Short task.
Extract each line containing the string "curve".

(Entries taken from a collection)
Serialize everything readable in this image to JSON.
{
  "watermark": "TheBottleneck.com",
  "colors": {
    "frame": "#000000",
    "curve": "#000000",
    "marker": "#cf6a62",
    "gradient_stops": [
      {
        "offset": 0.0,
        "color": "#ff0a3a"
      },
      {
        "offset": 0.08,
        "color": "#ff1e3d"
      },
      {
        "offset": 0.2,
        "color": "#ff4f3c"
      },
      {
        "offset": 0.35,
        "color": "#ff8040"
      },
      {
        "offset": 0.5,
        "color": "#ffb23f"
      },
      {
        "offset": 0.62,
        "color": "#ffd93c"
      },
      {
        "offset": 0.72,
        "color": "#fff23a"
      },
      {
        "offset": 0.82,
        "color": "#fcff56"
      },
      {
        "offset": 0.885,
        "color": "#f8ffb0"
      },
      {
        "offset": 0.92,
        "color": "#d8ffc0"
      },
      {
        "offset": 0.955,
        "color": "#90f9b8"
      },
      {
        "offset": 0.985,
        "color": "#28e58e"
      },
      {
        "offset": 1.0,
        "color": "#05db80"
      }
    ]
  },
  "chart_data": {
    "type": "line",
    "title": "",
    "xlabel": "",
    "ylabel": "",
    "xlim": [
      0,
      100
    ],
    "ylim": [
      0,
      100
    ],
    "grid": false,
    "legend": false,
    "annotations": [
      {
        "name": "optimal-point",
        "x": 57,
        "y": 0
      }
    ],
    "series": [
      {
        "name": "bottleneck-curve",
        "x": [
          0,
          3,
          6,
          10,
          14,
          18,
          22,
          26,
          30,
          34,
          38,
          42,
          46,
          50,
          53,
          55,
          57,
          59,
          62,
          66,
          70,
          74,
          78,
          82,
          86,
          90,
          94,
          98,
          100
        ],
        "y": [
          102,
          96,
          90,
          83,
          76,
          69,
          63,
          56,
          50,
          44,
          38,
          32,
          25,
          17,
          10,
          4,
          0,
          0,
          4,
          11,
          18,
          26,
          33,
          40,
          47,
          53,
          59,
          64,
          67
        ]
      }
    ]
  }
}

Complete answer.
    "curve": "#000000",
        "name": "bottleneck-curve",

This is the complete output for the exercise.